WRITTEN EXERCISE. Return only the count of lines in which the word "Melakukan" appears.

☆ ☆ ☆ ☆ ☆ ☆ ☆

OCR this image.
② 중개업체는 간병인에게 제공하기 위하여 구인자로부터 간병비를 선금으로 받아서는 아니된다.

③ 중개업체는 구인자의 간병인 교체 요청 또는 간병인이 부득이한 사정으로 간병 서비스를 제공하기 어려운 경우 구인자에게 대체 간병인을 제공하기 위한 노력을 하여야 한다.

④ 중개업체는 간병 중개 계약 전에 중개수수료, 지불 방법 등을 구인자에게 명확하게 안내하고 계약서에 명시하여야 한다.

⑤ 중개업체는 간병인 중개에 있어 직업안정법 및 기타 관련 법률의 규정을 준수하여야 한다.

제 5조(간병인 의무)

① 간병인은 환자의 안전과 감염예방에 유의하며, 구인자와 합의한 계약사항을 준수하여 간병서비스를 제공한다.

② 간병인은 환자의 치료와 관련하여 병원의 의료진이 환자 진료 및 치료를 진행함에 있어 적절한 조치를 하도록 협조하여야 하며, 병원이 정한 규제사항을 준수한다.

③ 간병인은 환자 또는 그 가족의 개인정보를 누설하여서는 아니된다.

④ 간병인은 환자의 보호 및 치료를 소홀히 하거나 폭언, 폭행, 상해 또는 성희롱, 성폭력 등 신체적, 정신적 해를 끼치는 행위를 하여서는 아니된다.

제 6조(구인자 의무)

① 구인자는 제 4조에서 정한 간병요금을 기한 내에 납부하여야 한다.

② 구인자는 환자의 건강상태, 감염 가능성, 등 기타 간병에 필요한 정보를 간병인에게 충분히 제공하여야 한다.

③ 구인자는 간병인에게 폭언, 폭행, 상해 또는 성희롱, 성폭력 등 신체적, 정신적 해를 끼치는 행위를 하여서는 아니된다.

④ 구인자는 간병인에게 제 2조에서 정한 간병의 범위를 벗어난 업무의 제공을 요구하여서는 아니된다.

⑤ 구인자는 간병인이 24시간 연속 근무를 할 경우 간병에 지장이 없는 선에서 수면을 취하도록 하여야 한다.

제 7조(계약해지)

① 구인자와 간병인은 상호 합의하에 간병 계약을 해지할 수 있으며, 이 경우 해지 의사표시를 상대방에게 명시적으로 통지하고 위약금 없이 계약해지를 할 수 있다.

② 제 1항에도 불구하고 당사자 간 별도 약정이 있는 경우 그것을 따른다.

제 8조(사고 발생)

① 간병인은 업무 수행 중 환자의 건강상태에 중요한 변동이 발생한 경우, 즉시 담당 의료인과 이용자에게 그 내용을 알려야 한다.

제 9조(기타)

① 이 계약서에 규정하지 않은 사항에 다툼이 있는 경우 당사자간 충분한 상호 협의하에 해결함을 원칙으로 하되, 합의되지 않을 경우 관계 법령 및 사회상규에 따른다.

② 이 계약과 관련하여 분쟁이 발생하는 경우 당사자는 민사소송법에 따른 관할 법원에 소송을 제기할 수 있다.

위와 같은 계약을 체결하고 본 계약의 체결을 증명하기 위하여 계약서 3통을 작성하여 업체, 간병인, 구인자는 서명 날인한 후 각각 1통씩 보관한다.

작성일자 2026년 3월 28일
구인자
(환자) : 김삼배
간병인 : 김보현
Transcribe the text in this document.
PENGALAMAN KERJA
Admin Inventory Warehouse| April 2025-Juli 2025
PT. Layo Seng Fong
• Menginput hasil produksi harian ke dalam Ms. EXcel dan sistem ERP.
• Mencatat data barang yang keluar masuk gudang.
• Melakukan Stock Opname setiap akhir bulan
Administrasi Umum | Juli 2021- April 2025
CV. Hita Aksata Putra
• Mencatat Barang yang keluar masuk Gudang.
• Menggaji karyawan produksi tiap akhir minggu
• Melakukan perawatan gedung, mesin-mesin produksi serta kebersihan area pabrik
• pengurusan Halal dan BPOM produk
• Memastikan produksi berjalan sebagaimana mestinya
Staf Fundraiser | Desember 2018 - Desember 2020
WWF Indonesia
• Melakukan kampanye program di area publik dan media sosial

☆ ☆ ☆ ☆ ☆ ☆ ☆

THE RESULT. 3